### Directive
Write the data out again in full, with no departure from the original.

### Record extracts

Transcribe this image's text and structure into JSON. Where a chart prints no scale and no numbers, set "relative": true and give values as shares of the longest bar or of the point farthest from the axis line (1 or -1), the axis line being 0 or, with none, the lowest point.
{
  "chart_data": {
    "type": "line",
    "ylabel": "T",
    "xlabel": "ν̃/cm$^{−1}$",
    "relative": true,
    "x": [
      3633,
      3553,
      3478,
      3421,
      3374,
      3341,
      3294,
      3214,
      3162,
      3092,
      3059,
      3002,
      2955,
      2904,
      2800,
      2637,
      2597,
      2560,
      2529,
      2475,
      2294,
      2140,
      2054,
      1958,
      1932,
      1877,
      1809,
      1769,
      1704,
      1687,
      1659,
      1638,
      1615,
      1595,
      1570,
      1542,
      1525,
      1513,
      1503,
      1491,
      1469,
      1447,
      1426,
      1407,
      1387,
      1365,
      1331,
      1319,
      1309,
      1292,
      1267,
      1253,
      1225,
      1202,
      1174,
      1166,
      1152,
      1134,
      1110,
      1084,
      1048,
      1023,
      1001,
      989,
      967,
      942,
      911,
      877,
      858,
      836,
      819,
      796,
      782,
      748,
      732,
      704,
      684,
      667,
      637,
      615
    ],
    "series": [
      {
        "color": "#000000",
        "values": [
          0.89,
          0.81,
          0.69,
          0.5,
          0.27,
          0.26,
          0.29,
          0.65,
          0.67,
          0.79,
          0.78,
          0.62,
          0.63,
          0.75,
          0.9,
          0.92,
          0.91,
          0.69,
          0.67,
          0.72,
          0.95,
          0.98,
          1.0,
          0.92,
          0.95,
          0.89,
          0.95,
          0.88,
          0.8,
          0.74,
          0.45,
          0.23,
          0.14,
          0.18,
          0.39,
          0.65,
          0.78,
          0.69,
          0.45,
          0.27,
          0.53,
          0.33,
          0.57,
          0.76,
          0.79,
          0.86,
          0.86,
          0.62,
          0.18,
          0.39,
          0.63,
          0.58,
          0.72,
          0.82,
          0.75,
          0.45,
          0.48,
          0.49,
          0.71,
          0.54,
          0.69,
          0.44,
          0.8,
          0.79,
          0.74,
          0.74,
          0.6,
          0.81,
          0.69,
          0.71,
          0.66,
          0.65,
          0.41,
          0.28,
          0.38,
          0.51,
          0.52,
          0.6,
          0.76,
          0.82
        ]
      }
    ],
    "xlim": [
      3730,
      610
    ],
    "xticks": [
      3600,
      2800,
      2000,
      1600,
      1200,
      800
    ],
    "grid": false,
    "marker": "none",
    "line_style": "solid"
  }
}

### Reply
Transcribe this image's text and structure into JSON. Where a chart prints no scale and no numbers, set "relative": true and give values as shares of the longest bar or of the point farthest from the axis line (1 or -1), the axis line being 0 or, with none, the lowest point.
{
  "chart_data": {
    "type": "line",
    "ylabel": "T",
    "xlabel": "ν̃/cm$^{−1}$",
    "relative": true,
    "x": [
      3633,
      3553,
      3478,
      3421,
      3374,
      3341,
      3294,
      3214,
      3162,
      3092,
      3059,
      3002,
      2955,
      2904,
      2800,
      2637,
      2597,
      2560,
      2529,
      2475,
      2294,
      2140,
      2054,
      1958,
      1932,
      1877,
      1809,
      1769,
      1704,
      1687,
      1659,
      1638,
      1615,
      1595,
      1570,
      1542,
      1525,
      1513,
      1503,
      1491,
      1469,
      1447,
      1426,
      1407,
      1387,
      1365,
      1331,
      1319,
      1309,
      1292,
      1267,
      1253,
      1225,
      1202,
      1174,
      1166,
      1152,
      1134,
      1110,
      1084,
      1048,
      1023,
      1001,
      989,
      967,
      942,
      911,
      877,
      858,
      836,
      819,
      796,
      782,
      748,
      732,
      704,
      684,
      667,
      637,
      615
    ],
    "series": [
      {
        "color": "#000000",
        "values": [
          0.89,
          0.81,
          0.69,
          0.5,
          0.27,
          0.26,
          0.29,
          0.65,
          0.67,
          0.79,
          0.78,
          0.62,
          0.63,
          0.75,
          0.9,
          0.92,
          0.91,
          0.69,
          0.67,
          0.72,
          0.95,
          0.98,
          1.0,
          0.92,
          0.95,
          0.89,
          0.95,
          0.88,
          0.8,
          0.74,
          0.45,
          0.23,
          0.14,
          0.18,
          0.39,
          0.65,
          0.78,
          0.69,
          0.45,
          0.27,
          0.53,
          0.33,
          0.57,
          0.76,
          0.79,
          0.86,
          0.86,
          0.62,
          0.18,
          0.39,
          0.63,
          0.58,
          0.72,
          0.82,
          0.75,
          0.45,
          0.48,
          0.49,
          0.71,
          0.54,
          0.69,
          0.44,
          0.8,
          0.79,
          0.74,
          0.74,
          0.6,
          0.81,
          0.69,
          0.71,
          0.66,
          0.65,
          0.41,
          0.28,
          0.38,
          0.51,
          0.52,
          0.6,
          0.76,
          0.82
        ]
      }
    ],
    "xlim": [
      3730,
      610
    ],
    "xticks": [
      3600,
      2800,
      2000,
      1600,
      1200,
      800
    ],
    "grid": false,
    "marker": "none",
    "line_style": "solid"
  }
}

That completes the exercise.